WORK REQUIRED
From the entries that follow, gather each line holding the word "title".

-.-.-

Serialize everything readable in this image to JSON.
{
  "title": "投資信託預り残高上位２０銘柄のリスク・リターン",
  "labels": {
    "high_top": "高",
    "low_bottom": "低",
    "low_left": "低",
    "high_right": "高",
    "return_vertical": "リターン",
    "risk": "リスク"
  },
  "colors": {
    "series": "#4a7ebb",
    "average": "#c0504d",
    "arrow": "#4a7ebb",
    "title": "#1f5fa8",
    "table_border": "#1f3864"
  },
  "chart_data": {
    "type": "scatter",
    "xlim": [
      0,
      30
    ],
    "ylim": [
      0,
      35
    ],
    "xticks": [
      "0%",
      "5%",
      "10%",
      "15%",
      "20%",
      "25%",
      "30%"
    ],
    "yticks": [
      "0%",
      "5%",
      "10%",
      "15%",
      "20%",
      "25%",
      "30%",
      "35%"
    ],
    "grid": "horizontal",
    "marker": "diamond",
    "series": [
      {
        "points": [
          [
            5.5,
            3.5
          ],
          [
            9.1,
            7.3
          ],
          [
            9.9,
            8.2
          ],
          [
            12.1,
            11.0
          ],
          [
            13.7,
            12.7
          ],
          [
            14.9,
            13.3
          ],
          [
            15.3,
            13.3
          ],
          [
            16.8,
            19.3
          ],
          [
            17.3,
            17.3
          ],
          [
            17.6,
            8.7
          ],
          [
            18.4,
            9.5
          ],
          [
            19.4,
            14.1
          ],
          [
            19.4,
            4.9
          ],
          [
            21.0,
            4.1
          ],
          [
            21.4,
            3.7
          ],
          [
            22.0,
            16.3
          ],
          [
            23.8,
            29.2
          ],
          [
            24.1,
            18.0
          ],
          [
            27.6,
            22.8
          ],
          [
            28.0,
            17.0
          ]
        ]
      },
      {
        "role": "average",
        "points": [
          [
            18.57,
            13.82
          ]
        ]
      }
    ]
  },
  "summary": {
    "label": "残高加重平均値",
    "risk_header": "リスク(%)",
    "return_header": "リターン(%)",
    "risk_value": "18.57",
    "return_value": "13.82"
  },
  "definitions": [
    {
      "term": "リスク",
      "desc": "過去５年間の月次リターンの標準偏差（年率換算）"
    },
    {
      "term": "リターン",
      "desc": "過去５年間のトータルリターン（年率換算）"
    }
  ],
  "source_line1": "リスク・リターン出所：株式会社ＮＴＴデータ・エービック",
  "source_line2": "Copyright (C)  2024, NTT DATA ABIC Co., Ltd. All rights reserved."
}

-.-.-

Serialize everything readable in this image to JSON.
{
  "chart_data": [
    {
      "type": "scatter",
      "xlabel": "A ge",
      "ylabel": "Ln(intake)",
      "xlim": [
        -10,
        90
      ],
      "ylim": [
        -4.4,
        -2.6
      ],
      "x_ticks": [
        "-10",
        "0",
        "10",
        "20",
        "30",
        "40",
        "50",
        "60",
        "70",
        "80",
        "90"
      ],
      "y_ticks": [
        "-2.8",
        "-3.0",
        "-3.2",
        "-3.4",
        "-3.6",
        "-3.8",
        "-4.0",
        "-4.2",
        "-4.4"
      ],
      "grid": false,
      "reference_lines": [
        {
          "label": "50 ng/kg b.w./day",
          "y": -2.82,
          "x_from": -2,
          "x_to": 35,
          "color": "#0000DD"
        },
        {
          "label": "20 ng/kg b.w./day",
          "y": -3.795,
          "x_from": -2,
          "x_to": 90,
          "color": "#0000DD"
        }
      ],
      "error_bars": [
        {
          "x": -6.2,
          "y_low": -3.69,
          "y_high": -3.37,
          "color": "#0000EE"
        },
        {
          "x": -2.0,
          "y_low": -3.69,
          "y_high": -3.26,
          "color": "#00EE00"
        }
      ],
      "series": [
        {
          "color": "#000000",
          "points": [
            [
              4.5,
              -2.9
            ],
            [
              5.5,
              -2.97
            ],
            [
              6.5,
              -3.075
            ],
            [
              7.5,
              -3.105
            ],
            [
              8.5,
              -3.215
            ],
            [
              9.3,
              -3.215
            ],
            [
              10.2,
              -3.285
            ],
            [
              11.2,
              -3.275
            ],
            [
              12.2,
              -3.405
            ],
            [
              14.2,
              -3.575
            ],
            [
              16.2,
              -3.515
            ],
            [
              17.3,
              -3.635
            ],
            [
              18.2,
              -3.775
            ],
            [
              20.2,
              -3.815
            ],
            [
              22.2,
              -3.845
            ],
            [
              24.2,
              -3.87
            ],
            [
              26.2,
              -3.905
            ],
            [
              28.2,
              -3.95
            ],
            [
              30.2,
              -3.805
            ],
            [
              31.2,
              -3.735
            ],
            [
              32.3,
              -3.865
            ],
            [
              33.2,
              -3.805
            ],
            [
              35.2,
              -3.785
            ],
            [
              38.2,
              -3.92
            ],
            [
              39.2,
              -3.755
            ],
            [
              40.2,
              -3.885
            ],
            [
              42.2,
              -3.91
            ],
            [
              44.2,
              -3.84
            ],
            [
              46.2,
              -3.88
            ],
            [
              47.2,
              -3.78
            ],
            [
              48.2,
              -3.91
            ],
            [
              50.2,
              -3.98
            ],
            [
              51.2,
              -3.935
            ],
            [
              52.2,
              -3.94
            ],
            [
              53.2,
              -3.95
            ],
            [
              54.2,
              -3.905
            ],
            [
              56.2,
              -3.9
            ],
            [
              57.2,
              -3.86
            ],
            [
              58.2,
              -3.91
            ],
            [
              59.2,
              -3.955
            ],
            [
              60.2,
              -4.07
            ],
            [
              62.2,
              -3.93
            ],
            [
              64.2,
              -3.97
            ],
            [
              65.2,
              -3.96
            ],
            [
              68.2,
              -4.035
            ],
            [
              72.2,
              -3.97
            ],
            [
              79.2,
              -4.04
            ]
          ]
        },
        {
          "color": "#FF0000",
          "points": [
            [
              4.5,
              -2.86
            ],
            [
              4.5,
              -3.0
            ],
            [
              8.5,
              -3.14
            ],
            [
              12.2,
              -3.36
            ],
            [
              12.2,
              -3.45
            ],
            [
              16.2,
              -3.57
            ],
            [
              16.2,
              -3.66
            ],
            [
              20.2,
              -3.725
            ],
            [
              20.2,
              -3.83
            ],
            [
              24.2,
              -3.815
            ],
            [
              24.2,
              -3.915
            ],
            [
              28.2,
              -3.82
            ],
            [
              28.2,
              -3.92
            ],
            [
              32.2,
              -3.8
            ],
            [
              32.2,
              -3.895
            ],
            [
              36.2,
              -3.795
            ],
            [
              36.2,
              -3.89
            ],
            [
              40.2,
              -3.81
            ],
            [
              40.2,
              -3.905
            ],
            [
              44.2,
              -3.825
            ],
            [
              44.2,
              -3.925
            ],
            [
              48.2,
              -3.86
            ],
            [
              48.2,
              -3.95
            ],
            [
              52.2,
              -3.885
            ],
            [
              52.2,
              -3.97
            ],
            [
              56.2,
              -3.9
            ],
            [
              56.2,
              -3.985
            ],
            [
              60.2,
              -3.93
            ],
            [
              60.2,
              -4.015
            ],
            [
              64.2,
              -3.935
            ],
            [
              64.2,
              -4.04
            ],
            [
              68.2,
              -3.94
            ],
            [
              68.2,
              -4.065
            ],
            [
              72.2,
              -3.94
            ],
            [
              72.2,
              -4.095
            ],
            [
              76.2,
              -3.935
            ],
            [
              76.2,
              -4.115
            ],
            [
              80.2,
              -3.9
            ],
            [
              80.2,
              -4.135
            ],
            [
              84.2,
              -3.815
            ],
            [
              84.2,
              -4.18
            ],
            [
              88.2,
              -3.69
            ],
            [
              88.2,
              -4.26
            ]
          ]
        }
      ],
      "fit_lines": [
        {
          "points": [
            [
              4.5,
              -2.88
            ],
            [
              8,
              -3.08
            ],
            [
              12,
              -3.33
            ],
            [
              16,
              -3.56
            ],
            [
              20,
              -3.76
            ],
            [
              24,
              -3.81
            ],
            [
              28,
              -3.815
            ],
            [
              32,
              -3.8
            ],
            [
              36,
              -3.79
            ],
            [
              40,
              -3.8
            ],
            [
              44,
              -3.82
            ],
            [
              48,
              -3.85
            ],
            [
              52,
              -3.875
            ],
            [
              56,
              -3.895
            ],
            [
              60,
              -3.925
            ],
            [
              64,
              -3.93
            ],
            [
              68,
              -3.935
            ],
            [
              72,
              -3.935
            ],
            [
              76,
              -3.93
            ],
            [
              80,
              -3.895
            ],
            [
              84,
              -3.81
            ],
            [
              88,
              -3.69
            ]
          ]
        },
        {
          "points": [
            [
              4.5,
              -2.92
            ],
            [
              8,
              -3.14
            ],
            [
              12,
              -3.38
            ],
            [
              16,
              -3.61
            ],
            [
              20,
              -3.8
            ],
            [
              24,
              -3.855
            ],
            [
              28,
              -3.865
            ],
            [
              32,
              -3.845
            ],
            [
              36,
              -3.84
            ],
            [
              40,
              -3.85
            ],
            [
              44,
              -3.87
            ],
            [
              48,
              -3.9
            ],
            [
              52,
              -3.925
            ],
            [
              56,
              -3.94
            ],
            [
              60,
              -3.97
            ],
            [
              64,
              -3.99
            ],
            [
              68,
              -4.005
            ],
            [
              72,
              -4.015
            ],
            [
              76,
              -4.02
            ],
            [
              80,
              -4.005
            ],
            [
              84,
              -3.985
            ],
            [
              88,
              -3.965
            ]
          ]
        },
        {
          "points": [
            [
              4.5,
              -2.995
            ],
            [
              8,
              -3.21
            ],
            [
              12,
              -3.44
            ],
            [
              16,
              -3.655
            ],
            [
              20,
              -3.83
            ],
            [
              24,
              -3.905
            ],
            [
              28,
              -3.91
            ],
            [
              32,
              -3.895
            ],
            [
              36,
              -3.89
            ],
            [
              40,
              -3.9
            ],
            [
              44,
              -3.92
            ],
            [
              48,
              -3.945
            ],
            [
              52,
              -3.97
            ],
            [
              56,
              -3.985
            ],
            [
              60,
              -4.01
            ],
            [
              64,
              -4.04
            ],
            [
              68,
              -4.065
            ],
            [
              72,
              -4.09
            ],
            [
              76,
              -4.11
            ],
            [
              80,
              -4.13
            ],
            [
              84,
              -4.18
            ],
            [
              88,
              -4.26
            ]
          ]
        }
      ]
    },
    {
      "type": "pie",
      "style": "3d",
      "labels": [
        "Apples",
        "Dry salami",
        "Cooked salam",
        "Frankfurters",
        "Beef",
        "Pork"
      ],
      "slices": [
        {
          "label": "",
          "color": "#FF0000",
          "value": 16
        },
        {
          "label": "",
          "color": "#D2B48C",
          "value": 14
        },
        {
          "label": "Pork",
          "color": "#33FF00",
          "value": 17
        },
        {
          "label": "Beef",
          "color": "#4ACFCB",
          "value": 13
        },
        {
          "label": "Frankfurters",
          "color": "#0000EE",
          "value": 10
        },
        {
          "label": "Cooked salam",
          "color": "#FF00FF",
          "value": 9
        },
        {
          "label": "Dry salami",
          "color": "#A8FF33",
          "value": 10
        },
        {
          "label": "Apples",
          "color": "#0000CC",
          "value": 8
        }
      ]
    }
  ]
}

-.-.-

COMPLETE OUTPUT
  "title": "投資信託預り残高上位２０銘柄のリスク・リターン",
    "title": "#1f5fa8",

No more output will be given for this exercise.